- _What is needed_: Format the lines as a JSON list of strings with one string per line, omitting blank lines, starting with the line containing "Localize all elements." and going on through the line containing "113, 370, 117]". Include both of those lines and leave the pictures out of the answer.

- _Extracted entries_:

## Start

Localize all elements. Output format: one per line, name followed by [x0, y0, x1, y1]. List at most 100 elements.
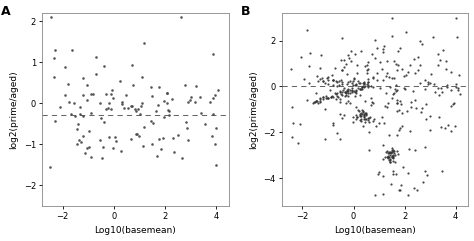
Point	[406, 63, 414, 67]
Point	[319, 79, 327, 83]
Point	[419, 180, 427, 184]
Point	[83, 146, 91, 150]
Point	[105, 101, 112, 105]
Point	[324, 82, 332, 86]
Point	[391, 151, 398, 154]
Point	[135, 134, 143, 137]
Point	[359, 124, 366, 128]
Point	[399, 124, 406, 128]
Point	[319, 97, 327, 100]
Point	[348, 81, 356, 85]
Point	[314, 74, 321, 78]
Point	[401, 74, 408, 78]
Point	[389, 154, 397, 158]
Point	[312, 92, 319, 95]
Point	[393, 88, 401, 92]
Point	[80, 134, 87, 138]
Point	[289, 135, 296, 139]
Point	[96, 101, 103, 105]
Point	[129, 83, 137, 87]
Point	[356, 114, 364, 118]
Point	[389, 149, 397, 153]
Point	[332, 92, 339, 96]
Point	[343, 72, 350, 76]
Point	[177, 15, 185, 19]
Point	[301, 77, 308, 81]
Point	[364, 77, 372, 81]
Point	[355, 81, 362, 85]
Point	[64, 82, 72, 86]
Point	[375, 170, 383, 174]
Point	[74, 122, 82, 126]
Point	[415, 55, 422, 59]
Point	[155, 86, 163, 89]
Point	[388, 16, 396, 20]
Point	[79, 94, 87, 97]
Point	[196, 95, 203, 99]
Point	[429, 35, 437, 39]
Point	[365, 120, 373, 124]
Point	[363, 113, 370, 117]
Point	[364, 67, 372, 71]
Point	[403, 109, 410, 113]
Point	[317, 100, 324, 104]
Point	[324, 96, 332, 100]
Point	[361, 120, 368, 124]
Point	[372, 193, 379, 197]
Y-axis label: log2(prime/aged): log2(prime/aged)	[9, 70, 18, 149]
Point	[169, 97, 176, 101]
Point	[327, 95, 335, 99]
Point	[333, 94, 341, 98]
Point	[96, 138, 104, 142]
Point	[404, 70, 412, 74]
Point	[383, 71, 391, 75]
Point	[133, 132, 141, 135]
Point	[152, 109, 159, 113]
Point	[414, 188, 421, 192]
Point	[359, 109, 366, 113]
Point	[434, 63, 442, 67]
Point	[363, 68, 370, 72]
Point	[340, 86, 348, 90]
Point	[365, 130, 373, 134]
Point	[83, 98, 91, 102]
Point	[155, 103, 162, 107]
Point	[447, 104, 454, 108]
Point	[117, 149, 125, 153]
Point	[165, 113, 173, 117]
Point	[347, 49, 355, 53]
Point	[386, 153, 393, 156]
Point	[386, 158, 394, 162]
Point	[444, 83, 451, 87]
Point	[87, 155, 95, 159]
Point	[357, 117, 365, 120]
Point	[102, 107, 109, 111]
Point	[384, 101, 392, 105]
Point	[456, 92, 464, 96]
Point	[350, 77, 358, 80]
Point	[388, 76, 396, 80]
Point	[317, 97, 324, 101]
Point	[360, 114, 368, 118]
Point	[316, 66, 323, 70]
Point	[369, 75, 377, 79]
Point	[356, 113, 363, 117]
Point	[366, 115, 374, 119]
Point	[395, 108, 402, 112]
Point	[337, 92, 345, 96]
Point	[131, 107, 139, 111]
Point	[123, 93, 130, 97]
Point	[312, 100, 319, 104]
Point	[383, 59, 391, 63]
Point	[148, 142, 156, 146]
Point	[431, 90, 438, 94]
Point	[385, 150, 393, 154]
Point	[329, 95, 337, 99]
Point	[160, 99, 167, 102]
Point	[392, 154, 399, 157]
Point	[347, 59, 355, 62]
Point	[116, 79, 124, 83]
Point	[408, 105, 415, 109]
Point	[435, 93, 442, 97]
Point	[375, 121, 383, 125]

## End
## Start

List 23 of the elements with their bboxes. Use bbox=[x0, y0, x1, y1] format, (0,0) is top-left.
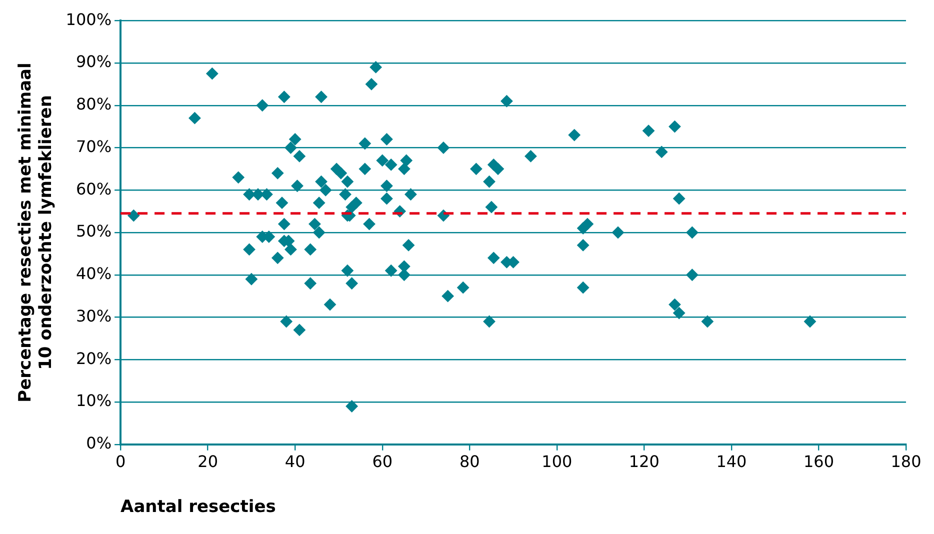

## End

- _Expected answer_:
[
  "Localize all elements. Output format: one per line, name followed by [x0, y0, x1, y1]. List at most 100 elements.",
  "Point\t[406, 63, 414, 67]",
  "Point\t[319, 79, 327, 83]",
  "Point\t[419, 180, 427, 184]",
  "Point\t[83, 146, 91, 150]",
  "Point\t[105, 101, 112, 105]",
  "Point\t[324, 82, 332, 86]",
  "Point\t[391, 151, 398, 154]",
  "Point\t[135, 134, 143, 137]",
  "Point\t[359, 124, 366, 128]",
  "Point\t[399, 124, 406, 128]",
  "Point\t[319, 97, 327, 100]",
  "Point\t[348, 81, 356, 85]",
  "Point\t[314, 74, 321, 78]",
  "Point\t[401, 74, 408, 78]",
  "Point\t[389, 154, 397, 158]",
  "Point\t[312, 92, 319, 95]",
  "Point\t[393, 88, 401, 92]",
  "Point\t[80, 134, 87, 138]",
  "Point\t[289, 135, 296, 139]",
  "Point\t[96, 101, 103, 105]",
  "Point\t[129, 83, 137, 87]",
  "Point\t[356, 114, 364, 118]",
  "Point\t[389, 149, 397, 153]",
  "Point\t[332, 92, 339, 96]",
  "Point\t[343, 72, 350, 76]",
  "Point\t[177, 15, 185, 19]",
  "Point\t[301, 77, 308, 81]",
  "Point\t[364, 77, 372, 81]",
  "Point\t[355, 81, 362, 85]",
  "Point\t[64, 82, 72, 86]",
  "Point\t[375, 170, 383, 174]",
  "Point\t[74, 122, 82, 126]",
  "Point\t[415, 55, 422, 59]",
  "Point\t[155, 86, 163, 89]",
  "Point\t[388, 16, 396, 20]",
  "Point\t[79, 94, 87, 97]",
  "Point\t[196, 95, 203, 99]",
  "Point\t[429, 35, 437, 39]",
  "Point\t[365, 120, 373, 124]",
  "Point\t[363, 113, 370, 117]"
]